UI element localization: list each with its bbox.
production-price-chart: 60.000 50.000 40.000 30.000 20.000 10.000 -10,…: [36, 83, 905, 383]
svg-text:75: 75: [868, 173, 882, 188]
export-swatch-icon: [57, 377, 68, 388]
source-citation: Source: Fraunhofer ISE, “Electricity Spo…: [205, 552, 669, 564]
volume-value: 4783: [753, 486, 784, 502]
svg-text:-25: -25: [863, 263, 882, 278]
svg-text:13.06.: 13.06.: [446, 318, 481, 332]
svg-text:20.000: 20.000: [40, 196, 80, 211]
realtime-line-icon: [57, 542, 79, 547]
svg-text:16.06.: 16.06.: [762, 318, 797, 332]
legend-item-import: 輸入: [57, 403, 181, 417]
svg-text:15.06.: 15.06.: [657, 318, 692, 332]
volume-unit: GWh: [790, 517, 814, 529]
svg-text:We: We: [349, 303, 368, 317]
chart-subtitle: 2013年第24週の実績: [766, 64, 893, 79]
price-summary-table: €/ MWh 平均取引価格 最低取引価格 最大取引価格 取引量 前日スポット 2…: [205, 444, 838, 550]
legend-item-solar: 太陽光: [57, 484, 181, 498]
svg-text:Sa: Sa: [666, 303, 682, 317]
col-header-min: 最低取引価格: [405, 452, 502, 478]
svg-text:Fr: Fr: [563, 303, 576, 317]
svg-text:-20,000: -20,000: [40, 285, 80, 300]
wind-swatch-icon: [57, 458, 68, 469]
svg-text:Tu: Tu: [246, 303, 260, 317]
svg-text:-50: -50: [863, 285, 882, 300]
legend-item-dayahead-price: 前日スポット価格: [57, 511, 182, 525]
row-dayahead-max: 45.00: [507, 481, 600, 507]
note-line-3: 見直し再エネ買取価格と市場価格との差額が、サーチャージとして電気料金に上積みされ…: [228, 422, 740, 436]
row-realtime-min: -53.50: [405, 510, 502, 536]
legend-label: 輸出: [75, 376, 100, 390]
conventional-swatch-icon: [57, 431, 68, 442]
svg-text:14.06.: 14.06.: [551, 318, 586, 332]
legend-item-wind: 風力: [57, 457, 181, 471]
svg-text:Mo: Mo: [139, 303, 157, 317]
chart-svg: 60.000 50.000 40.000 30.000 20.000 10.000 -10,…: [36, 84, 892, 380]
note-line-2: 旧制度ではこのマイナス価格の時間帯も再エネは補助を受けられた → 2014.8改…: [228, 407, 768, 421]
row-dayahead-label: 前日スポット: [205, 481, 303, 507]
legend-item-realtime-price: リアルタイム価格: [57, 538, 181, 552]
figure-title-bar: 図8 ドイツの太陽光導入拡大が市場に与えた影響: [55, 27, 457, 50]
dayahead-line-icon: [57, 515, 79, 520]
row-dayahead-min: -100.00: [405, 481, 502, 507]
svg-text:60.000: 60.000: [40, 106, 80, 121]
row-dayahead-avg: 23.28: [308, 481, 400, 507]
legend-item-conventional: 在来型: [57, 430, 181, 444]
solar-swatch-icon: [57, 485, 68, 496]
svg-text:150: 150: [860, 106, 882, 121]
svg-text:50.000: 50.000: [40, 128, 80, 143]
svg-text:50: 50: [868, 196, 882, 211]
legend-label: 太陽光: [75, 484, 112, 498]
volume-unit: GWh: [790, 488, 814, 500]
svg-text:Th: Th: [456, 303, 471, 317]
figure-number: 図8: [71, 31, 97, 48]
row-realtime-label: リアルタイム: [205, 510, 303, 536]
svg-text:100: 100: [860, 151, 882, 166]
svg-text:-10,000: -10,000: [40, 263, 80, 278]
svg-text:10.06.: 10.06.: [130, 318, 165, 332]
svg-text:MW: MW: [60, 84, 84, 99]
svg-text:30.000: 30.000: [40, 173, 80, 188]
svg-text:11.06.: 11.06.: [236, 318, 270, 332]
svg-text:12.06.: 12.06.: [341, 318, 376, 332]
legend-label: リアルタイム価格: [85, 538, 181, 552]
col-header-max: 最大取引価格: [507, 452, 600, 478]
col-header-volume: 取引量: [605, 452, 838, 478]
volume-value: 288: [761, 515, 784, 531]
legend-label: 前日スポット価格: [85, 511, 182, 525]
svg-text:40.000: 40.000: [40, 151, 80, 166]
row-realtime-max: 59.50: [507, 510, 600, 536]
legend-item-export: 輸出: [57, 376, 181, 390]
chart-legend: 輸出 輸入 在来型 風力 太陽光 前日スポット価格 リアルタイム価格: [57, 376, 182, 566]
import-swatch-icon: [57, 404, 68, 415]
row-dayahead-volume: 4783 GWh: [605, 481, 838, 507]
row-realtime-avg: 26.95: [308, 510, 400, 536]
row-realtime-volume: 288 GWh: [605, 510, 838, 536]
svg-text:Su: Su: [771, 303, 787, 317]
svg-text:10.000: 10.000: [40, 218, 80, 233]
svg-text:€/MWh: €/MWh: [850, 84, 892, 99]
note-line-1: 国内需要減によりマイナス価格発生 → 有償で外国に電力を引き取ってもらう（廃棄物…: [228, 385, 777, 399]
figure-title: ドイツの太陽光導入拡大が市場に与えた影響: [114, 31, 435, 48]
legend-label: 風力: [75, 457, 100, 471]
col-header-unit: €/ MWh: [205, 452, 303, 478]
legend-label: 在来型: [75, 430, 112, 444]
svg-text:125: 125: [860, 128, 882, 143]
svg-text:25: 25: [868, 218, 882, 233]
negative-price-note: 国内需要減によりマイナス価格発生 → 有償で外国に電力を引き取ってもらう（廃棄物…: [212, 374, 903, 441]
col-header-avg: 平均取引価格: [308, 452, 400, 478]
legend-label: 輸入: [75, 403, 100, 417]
^^^^^^^^^^^^^^^^
*Prompt*
Collect every line in the records above that contains the string "国内需要減によりマイナス価格発生" and copy each one out in full.

*Solution for this task*
note-line-1: 国内需要減によりマイナス価格発生 → 有償で外国に電力を引き取ってもらう（廃棄物…: [228, 385, 777, 399]
negative-price-note: 国内需要減によりマイナス価格発生 → 有償で外国に電力を引き取ってもらう（廃棄物…: [212, 374, 903, 441]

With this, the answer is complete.